_WHAT YOU WILL DO_
The expected copy holds every entry exactly and none of the pictures.

━━ THE DATA ━━

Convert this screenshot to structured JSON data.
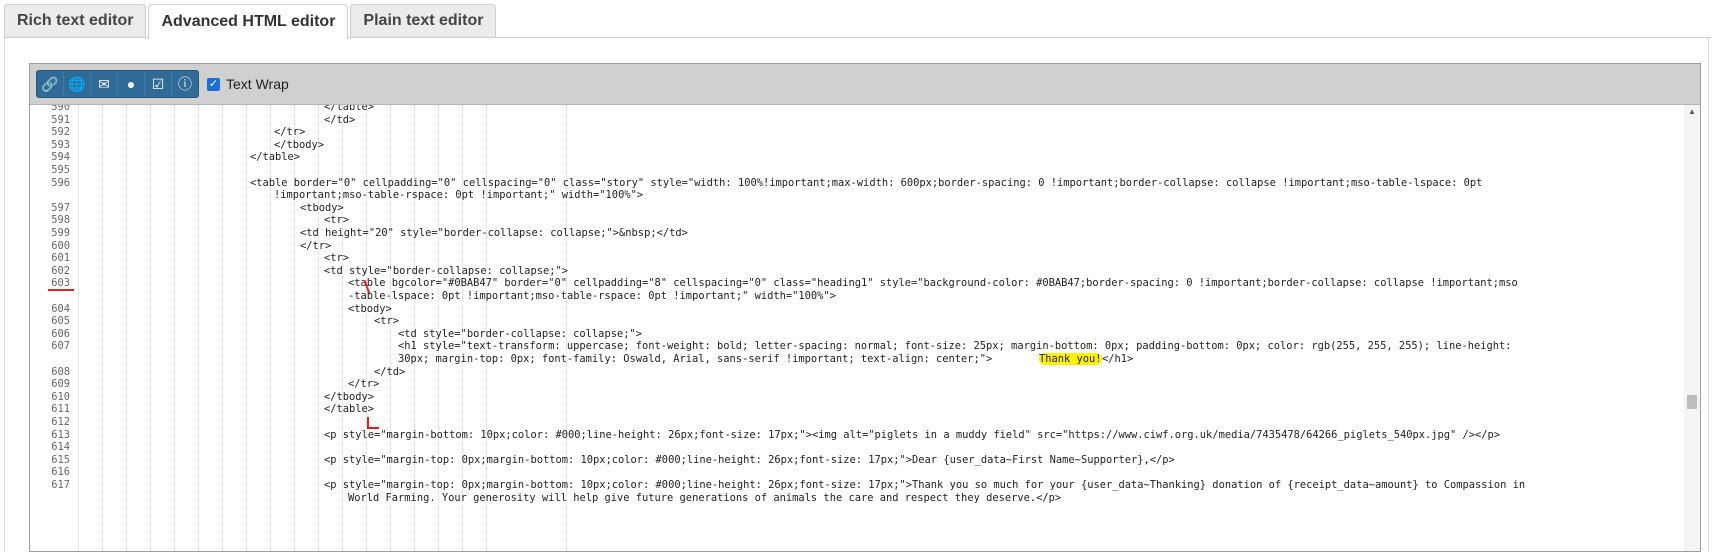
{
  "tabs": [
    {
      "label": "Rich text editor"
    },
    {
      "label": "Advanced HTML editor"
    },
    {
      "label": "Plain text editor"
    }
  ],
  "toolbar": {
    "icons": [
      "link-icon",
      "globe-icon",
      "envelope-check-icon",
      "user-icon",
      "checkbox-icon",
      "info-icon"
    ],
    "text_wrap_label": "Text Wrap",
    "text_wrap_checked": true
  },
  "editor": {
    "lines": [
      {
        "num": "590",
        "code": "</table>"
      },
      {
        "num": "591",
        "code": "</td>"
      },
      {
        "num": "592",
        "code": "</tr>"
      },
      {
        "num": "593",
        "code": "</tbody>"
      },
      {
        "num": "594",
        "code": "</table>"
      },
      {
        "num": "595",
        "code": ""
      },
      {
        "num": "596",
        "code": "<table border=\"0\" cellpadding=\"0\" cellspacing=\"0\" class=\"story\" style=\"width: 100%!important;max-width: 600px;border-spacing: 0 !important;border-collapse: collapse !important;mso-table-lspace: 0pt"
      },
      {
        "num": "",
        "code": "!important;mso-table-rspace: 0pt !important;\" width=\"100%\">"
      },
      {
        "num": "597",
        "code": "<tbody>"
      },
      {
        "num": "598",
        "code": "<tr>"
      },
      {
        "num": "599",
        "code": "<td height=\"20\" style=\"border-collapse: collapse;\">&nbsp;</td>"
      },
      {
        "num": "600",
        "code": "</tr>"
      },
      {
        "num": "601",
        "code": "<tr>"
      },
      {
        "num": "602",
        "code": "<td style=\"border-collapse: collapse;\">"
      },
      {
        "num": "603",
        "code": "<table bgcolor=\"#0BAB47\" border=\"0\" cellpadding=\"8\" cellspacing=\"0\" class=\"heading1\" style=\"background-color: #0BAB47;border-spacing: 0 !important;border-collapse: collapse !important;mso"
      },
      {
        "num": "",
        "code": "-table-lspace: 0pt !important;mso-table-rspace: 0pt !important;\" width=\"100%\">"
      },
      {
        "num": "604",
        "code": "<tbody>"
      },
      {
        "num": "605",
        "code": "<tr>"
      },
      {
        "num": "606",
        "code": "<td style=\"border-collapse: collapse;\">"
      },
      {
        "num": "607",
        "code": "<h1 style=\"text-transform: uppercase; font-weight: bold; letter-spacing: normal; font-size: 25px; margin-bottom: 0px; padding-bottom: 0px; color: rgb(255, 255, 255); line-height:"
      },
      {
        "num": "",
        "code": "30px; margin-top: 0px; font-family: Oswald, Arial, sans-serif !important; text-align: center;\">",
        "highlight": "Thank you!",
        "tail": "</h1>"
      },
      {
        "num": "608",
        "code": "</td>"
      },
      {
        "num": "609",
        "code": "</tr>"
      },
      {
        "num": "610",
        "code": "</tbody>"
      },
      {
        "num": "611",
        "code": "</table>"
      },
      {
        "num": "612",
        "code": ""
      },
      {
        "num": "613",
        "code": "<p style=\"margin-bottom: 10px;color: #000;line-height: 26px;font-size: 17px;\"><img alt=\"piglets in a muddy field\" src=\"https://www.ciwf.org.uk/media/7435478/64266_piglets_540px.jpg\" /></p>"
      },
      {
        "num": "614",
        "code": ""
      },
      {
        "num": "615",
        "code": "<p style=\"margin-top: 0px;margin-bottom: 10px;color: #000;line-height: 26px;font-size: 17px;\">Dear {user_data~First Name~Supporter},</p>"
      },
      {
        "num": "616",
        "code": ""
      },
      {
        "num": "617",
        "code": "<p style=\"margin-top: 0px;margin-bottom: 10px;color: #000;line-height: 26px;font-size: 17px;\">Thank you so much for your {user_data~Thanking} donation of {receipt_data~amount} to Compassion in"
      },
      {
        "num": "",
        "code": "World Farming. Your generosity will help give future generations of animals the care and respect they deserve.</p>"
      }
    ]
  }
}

━━━

_ANSWER BOX_
Convert this screenshot to structured JSON data.
{
  "tabs": [
    {
      "label": "Rich text editor"
    },
    {
      "label": "Advanced HTML editor"
    },
    {
      "label": "Plain text editor"
    }
  ],
  "toolbar": {
    "icons": [
      "link-icon",
      "globe-icon",
      "envelope-check-icon",
      "user-icon",
      "checkbox-icon",
      "info-icon"
    ],
    "text_wrap_label": "Text Wrap",
    "text_wrap_checked": true
  },
  "editor": {
    "lines": [
      {
        "num": "590",
        "code": "</table>"
      },
      {
        "num": "591",
        "code": "</td>"
      },
      {
        "num": "592",
        "code": "</tr>"
      },
      {
        "num": "593",
        "code": "</tbody>"
      },
      {
        "num": "594",
        "code": "</table>"
      },
      {
        "num": "595",
        "code": ""
      },
      {
        "num": "596",
        "code": "<table border=\"0\" cellpadding=\"0\" cellspacing=\"0\" class=\"story\" style=\"width: 100%!important;max-width: 600px;border-spacing: 0 !important;border-collapse: collapse !important;mso-table-lspace: 0pt"
      },
      {
        "num": "",
        "code": "!important;mso-table-rspace: 0pt !important;\" width=\"100%\">"
      },
      {
        "num": "597",
        "code": "<tbody>"
      },
      {
        "num": "598",
        "code": "<tr>"
      },
      {
        "num": "599",
        "code": "<td height=\"20\" style=\"border-collapse: collapse;\">&nbsp;</td>"
      },
      {
        "num": "600",
        "code": "</tr>"
      },
      {
        "num": "601",
        "code": "<tr>"
      },
      {
        "num": "602",
        "code": "<td style=\"border-collapse: collapse;\">"
      },
      {
        "num": "603",
        "code": "<table bgcolor=\"#0BAB47\" border=\"0\" cellpadding=\"8\" cellspacing=\"0\" class=\"heading1\" style=\"background-color: #0BAB47;border-spacing: 0 !important;border-collapse: collapse !important;mso"
      },
      {
        "num": "",
        "code": "-table-lspace: 0pt !important;mso-table-rspace: 0pt !important;\" width=\"100%\">"
      },
      {
        "num": "604",
        "code": "<tbody>"
      },
      {
        "num": "605",
        "code": "<tr>"
      },
      {
        "num": "606",
        "code": "<td style=\"border-collapse: collapse;\">"
      },
      {
        "num": "607",
        "code": "<h1 style=\"text-transform: uppercase; font-weight: bold; letter-spacing: normal; font-size: 25px; margin-bottom: 0px; padding-bottom: 0px; color: rgb(255, 255, 255); line-height:"
      },
      {
        "num": "",
        "code": "30px; margin-top: 0px; font-family: Oswald, Arial, sans-serif !important; text-align: center;\">",
        "highlight": "Thank you!",
        "tail": "</h1>"
      },
      {
        "num": "608",
        "code": "</td>"
      },
      {
        "num": "609",
        "code": "</tr>"
      },
      {
        "num": "610",
        "code": "</tbody>"
      },
      {
        "num": "611",
        "code": "</table>"
      },
      {
        "num": "612",
        "code": ""
      },
      {
        "num": "613",
        "code": "<p style=\"margin-bottom: 10px;color: #000;line-height: 26px;font-size: 17px;\"><img alt=\"piglets in a muddy field\" src=\"https://www.ciwf.org.uk/media/7435478/64266_piglets_540px.jpg\" /></p>"
      },
      {
        "num": "614",
        "code": ""
      },
      {
        "num": "615",
        "code": "<p style=\"margin-top: 0px;margin-bottom: 10px;color: #000;line-height: 26px;font-size: 17px;\">Dear {user_data~First Name~Supporter},</p>"
      },
      {
        "num": "616",
        "code": ""
      },
      {
        "num": "617",
        "code": "<p style=\"margin-top: 0px;margin-bottom: 10px;color: #000;line-height: 26px;font-size: 17px;\">Thank you so much for your {user_data~Thanking} donation of {receipt_data~amount} to Compassion in"
      },
      {
        "num": "",
        "code": "World Farming. Your generosity will help give future generations of animals the care and respect they deserve.</p>"
      }
    ]
  }
}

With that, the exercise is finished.